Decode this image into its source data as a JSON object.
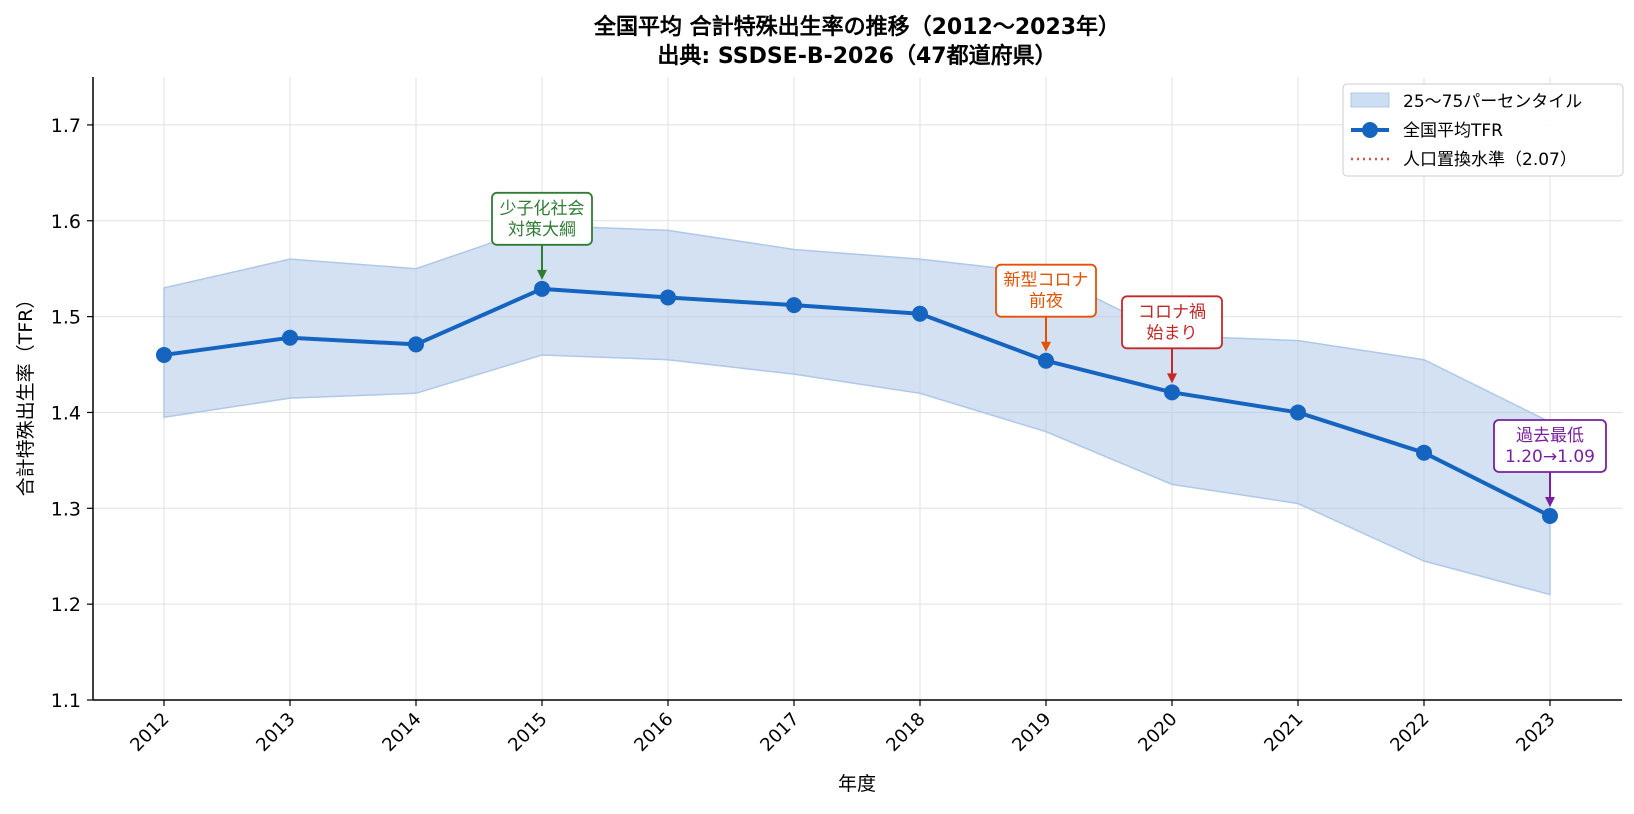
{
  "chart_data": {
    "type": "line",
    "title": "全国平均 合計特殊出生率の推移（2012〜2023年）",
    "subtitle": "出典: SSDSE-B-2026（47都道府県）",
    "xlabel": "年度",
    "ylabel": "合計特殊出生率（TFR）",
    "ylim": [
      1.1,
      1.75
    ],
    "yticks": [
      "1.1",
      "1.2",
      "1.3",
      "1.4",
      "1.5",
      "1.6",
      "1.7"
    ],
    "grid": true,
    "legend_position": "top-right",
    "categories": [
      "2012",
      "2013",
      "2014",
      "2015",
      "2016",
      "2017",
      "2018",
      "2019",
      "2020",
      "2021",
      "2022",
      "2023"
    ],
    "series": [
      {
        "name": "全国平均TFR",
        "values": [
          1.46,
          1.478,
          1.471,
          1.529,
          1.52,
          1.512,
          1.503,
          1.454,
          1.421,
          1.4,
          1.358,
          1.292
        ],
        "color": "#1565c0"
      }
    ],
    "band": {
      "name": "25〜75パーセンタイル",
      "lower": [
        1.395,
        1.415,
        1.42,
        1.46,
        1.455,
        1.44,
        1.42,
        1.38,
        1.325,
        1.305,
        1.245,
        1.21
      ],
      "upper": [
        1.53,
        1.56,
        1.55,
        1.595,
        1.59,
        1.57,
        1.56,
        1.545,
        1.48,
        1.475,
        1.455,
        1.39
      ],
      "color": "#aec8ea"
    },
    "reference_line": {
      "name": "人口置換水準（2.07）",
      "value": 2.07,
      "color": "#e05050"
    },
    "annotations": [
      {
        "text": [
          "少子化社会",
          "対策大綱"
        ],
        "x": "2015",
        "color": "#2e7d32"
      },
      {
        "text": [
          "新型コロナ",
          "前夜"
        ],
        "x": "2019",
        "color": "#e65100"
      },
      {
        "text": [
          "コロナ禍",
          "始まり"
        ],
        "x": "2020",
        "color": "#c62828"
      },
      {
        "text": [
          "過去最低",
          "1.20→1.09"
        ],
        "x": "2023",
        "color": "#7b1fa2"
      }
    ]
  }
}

• [PROMPT]
Copy the listing exactly. Any image in it stays out of the copy.

• [OUTPUT]
Decode this image into its source data as a JSON object.
{
  "chart_data": {
    "type": "line",
    "title": "全国平均 合計特殊出生率の推移（2012〜2023年）",
    "subtitle": "出典: SSDSE-B-2026（47都道府県）",
    "xlabel": "年度",
    "ylabel": "合計特殊出生率（TFR）",
    "ylim": [
      1.1,
      1.75
    ],
    "yticks": [
      "1.1",
      "1.2",
      "1.3",
      "1.4",
      "1.5",
      "1.6",
      "1.7"
    ],
    "grid": true,
    "legend_position": "top-right",
    "categories": [
      "2012",
      "2013",
      "2014",
      "2015",
      "2016",
      "2017",
      "2018",
      "2019",
      "2020",
      "2021",
      "2022",
      "2023"
    ],
    "series": [
      {
        "name": "全国平均TFR",
        "values": [
          1.46,
          1.478,
          1.471,
          1.529,
          1.52,
          1.512,
          1.503,
          1.454,
          1.421,
          1.4,
          1.358,
          1.292
        ],
        "color": "#1565c0"
      }
    ],
    "band": {
      "name": "25〜75パーセンタイル",
      "lower": [
        1.395,
        1.415,
        1.42,
        1.46,
        1.455,
        1.44,
        1.42,
        1.38,
        1.325,
        1.305,
        1.245,
        1.21
      ],
      "upper": [
        1.53,
        1.56,
        1.55,
        1.595,
        1.59,
        1.57,
        1.56,
        1.545,
        1.48,
        1.475,
        1.455,
        1.39
      ],
      "color": "#aec8ea"
    },
    "reference_line": {
      "name": "人口置換水準（2.07）",
      "value": 2.07,
      "color": "#e05050"
    },
    "annotations": [
      {
        "text": [
          "少子化社会",
          "対策大綱"
        ],
        "x": "2015",
        "color": "#2e7d32"
      },
      {
        "text": [
          "新型コロナ",
          "前夜"
        ],
        "x": "2019",
        "color": "#e65100"
      },
      {
        "text": [
          "コロナ禍",
          "始まり"
        ],
        "x": "2020",
        "color": "#c62828"
      },
      {
        "text": [
          "過去最低",
          "1.20→1.09"
        ],
        "x": "2023",
        "color": "#7b1fa2"
      }
    ]
  }
}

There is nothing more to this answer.